## BRIEF
All of the data below should be printed again word for word, pictures excluded.

## RECORDS TO USE

• • •

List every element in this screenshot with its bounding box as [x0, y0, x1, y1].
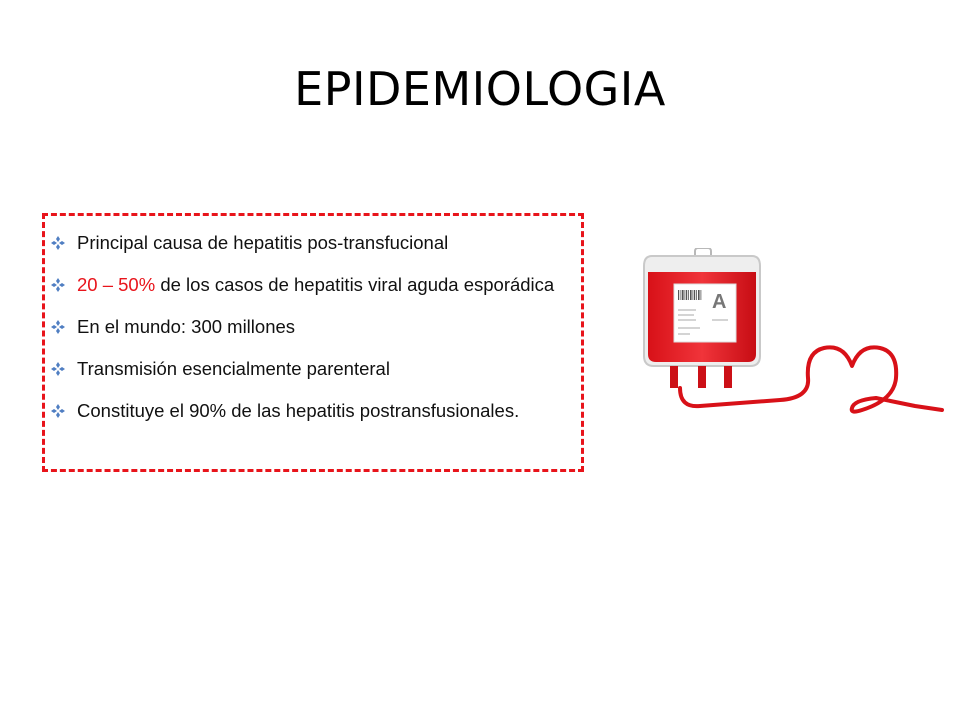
bullet-box	[42, 213, 584, 472]
bullet-text: Constituye el 90% de las hepatitis postransfusionales.	[77, 400, 520, 421]
diamond-bullet-icon	[51, 278, 65, 292]
diamond-bullet-icon	[51, 320, 65, 334]
bullet-highlight: 20 – 50%	[77, 274, 156, 295]
blood-type-letter: A	[712, 291, 727, 313]
diamond-bullet-icon	[51, 404, 65, 418]
bullet-text: Principal causa de hepatitis pos-transfucional	[77, 232, 449, 253]
slide-title: EPIDEMIOLOGIA	[294, 62, 666, 116]
blood-bag-heart-icon	[640, 248, 945, 433]
bullet-list	[47, 231, 577, 441]
bullet-item	[47, 357, 577, 381]
bullet-text: Transmisión esencialmente parenteral	[77, 358, 390, 379]
bullet-text: En el mundo: 300 millones	[77, 316, 296, 337]
bullet-item	[47, 315, 577, 339]
bullet-item	[47, 273, 577, 297]
diamond-bullet-icon	[51, 362, 65, 376]
bullet-text: de los casos de hepatitis viral aguda esporádica	[155, 274, 555, 295]
diamond-bullet-icon	[51, 236, 65, 250]
bullet-item	[47, 399, 577, 423]
bullet-item	[47, 231, 577, 255]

• • •

## SOLVED EXERCISE
List every element in this screenshot with its bounding box as [x0, y0, x1, y1].
bullet-box	[42, 213, 584, 472]
bullet-text: Constituye el 90% de las hepatitis postransfusionales.	[77, 400, 520, 421]
diamond-bullet-icon	[51, 278, 65, 292]
diamond-bullet-icon	[51, 320, 65, 334]
bullet-highlight: 20 – 50%	[77, 274, 156, 295]
blood-type-letter: A	[712, 291, 727, 313]
diamond-bullet-icon	[51, 404, 65, 418]
bullet-text: Principal causa de hepatitis pos-transfucional	[77, 232, 449, 253]
slide-title: EPIDEMIOLOGIA	[294, 62, 666, 116]
blood-bag-heart-icon	[640, 248, 945, 433]
bullet-list	[47, 231, 577, 441]
bullet-item	[47, 357, 577, 381]
bullet-text: Transmisión esencialmente parenteral	[77, 358, 390, 379]
bullet-text: En el mundo: 300 millones	[77, 316, 296, 337]
bullet-item	[47, 315, 577, 339]
bullet-item	[47, 273, 577, 297]
diamond-bullet-icon	[51, 362, 65, 376]
bullet-text: de los casos de hepatitis viral aguda esporádica	[155, 274, 555, 295]
diamond-bullet-icon	[51, 236, 65, 250]
bullet-item	[47, 399, 577, 423]
bullet-item	[47, 231, 577, 255]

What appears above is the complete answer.